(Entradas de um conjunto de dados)
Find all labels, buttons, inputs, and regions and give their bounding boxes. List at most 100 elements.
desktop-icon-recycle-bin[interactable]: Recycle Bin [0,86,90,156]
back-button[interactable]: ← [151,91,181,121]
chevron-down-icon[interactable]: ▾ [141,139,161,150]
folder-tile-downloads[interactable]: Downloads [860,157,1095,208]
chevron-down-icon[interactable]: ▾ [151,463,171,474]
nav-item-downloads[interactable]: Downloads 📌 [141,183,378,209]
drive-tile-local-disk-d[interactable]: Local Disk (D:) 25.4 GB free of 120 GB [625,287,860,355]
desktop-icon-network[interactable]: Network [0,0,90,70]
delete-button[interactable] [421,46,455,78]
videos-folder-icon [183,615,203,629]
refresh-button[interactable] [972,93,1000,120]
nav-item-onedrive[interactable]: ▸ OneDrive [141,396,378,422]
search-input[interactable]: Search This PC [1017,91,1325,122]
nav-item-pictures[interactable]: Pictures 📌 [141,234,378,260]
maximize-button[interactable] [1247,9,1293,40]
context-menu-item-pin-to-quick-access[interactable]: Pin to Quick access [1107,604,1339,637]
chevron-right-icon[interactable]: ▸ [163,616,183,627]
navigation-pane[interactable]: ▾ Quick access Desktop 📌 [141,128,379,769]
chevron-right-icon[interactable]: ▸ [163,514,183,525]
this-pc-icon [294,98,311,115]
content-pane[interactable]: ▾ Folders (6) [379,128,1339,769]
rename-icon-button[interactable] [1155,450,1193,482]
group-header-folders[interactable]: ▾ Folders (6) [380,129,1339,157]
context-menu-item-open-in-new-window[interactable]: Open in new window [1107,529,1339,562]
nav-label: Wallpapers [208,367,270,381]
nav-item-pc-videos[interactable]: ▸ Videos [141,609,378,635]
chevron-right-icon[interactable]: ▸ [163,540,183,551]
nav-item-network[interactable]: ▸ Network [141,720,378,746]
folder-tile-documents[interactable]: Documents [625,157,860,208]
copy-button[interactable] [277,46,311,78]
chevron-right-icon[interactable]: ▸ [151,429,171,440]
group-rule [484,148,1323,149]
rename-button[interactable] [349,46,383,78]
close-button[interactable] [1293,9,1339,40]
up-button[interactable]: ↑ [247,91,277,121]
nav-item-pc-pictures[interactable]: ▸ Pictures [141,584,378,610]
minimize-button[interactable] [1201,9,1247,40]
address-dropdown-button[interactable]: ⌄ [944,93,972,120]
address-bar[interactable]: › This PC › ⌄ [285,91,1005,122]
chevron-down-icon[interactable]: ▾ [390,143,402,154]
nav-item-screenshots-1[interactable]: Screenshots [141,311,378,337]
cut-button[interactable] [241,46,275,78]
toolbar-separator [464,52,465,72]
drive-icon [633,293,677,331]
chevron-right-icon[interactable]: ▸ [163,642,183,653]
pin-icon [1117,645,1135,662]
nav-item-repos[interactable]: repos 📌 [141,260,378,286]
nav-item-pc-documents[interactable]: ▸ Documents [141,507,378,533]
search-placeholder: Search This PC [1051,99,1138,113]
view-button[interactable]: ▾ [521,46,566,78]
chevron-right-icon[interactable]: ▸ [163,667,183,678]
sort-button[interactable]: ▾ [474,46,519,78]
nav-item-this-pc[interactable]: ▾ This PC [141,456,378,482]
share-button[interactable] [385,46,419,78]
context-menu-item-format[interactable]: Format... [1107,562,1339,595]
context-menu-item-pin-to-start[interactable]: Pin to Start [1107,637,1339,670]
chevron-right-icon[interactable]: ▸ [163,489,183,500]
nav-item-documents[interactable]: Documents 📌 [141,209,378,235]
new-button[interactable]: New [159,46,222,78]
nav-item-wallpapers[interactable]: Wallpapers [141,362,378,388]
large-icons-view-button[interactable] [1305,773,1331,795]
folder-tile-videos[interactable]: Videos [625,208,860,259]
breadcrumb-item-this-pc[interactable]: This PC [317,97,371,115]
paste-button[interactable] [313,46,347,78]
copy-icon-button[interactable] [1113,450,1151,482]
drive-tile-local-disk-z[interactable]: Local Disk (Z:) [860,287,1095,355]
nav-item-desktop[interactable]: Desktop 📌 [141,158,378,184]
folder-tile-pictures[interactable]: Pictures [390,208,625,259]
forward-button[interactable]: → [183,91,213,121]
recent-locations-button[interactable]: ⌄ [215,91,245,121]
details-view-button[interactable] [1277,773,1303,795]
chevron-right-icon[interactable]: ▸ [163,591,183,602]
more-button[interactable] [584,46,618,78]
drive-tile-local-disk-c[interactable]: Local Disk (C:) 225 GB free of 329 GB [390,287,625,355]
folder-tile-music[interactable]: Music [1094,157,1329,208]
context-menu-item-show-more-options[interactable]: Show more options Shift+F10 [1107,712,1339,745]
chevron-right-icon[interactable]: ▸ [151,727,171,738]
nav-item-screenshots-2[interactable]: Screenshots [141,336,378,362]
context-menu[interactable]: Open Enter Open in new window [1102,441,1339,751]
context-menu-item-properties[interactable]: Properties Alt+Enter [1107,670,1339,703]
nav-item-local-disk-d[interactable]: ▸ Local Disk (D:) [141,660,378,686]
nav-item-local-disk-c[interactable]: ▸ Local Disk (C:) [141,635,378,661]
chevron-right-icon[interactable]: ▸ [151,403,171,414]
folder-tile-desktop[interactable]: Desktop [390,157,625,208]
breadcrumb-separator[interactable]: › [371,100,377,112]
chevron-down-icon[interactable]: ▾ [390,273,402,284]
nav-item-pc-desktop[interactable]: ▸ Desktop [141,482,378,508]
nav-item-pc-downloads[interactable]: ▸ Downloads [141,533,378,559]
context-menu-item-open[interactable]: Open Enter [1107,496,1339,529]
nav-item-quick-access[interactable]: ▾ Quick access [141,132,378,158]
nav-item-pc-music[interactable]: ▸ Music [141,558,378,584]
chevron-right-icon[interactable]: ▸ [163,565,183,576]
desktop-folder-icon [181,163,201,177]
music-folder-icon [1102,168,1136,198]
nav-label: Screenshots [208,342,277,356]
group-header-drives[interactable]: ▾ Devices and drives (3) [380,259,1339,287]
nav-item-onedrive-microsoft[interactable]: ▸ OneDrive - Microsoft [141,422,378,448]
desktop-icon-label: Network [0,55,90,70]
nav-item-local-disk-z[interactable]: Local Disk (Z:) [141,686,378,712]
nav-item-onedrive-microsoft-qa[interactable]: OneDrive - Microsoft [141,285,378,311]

* **REQUISITO**
Troque "Recycle Bin" por "Lixeira" nas linhas que vão do início dos registros até a linha com "chevron-down-icon[interactable]: ▾ [141,139,161,150]", inclusive, e reproduza essas linhas sem nenhuma outra alteração.

* **RESULTADO DO EXERCÍCIO**
Find all labels, buttons, inputs, and regions and give their bounding boxes. List at most 100 elements.
desktop-icon-recycle-bin[interactable]: Lixeira [0,86,90,156]
back-button[interactable]: ← [151,91,181,121]
chevron-down-icon[interactable]: ▾ [141,139,161,150]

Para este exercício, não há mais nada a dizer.